#### Work to complete
Return all lines from the listing below in which the string "중앙주교좌성당" occurs.

—————

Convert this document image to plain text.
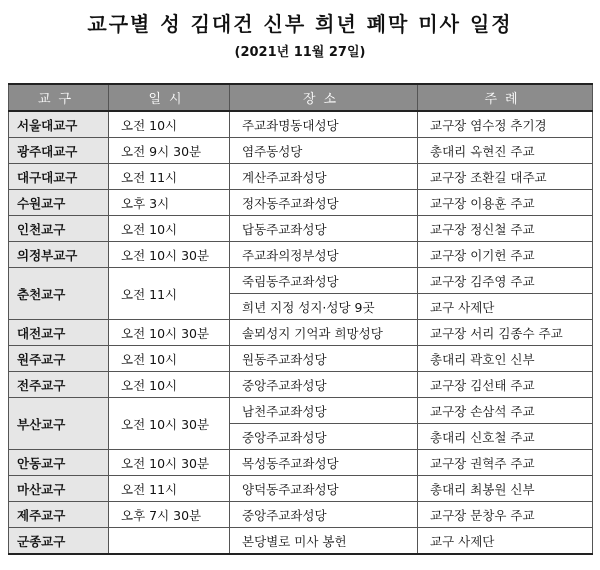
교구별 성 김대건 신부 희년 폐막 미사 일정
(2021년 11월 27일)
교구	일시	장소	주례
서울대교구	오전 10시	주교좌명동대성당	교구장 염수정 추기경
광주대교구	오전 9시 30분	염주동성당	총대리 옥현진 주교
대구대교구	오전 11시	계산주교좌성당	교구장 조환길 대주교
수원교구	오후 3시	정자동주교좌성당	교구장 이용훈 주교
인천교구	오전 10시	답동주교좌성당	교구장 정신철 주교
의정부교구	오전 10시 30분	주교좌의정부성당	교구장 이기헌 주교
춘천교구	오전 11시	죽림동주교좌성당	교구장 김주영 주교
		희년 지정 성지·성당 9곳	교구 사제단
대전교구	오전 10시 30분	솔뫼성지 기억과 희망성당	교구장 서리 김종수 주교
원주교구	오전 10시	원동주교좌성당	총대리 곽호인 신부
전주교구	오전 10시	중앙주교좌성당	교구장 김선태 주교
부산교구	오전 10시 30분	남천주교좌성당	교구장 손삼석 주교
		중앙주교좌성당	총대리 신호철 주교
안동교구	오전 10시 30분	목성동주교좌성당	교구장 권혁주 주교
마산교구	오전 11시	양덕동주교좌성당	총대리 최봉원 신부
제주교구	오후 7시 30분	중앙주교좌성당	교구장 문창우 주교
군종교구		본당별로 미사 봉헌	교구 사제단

—————

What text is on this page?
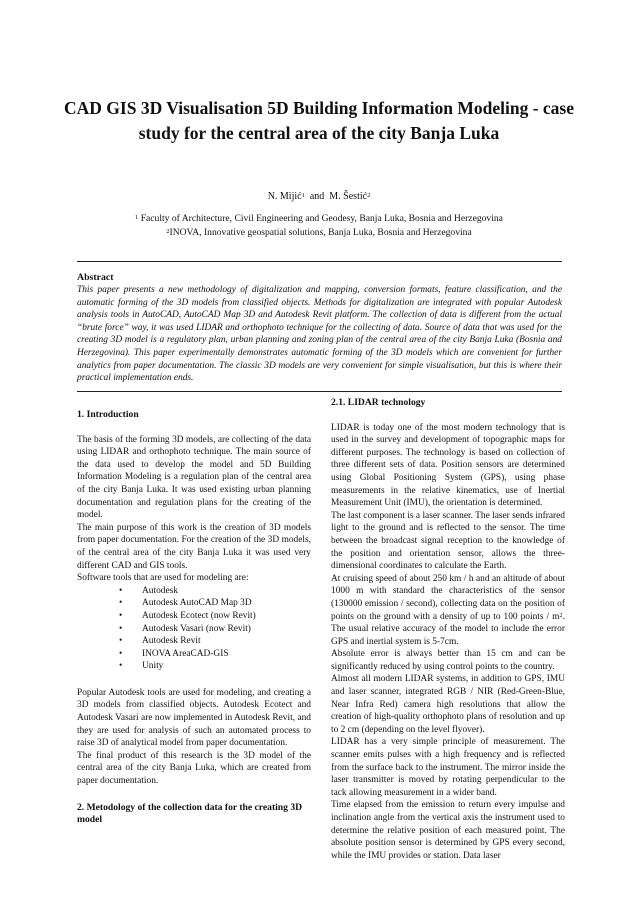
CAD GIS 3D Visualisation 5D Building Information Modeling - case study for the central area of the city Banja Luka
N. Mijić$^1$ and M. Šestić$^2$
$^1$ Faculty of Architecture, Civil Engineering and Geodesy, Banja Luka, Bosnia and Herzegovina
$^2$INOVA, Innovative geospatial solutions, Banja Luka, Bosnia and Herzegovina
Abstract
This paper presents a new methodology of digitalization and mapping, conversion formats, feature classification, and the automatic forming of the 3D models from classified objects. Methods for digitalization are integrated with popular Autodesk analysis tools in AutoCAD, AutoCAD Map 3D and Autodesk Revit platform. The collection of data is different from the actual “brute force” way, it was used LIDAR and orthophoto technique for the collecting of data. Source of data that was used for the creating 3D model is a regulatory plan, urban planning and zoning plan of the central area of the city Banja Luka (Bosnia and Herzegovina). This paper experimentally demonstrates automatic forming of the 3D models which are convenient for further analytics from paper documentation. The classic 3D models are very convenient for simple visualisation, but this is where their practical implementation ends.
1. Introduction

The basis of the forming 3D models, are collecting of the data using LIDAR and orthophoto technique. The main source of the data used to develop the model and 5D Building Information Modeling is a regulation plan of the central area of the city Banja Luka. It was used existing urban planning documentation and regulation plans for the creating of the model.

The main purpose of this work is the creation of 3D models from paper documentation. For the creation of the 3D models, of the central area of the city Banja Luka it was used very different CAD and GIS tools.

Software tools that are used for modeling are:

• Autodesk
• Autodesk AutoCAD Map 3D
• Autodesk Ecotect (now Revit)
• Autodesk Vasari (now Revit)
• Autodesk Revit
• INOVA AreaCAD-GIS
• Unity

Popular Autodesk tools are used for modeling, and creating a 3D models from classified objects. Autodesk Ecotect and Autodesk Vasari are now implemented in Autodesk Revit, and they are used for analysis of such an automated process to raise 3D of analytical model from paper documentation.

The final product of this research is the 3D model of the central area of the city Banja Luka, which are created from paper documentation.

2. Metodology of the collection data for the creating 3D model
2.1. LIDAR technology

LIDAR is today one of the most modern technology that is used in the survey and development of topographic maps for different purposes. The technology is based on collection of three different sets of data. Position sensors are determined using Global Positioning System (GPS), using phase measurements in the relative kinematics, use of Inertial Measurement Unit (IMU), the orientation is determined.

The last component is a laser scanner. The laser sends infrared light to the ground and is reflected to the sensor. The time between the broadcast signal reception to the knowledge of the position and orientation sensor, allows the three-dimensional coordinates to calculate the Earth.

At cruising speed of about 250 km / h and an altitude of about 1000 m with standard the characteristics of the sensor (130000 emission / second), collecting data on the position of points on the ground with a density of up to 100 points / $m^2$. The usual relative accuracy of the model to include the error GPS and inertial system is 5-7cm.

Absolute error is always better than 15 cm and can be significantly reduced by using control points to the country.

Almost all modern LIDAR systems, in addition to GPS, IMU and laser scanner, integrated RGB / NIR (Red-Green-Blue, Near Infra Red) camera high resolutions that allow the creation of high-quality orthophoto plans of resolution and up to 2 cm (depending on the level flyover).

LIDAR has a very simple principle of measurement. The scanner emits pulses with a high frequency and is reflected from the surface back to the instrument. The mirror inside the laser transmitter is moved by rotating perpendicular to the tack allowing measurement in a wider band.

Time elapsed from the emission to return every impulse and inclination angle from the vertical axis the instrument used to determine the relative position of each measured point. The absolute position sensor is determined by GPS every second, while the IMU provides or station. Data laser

—————

#### Output
전주교구	오전 10시	중앙주교좌성당	교구장 김선태 주교
		중앙주교좌성당	총대리 신호철 주교
제주교구	오후 7시 30분	중앙주교좌성당	교구장 문창우 주교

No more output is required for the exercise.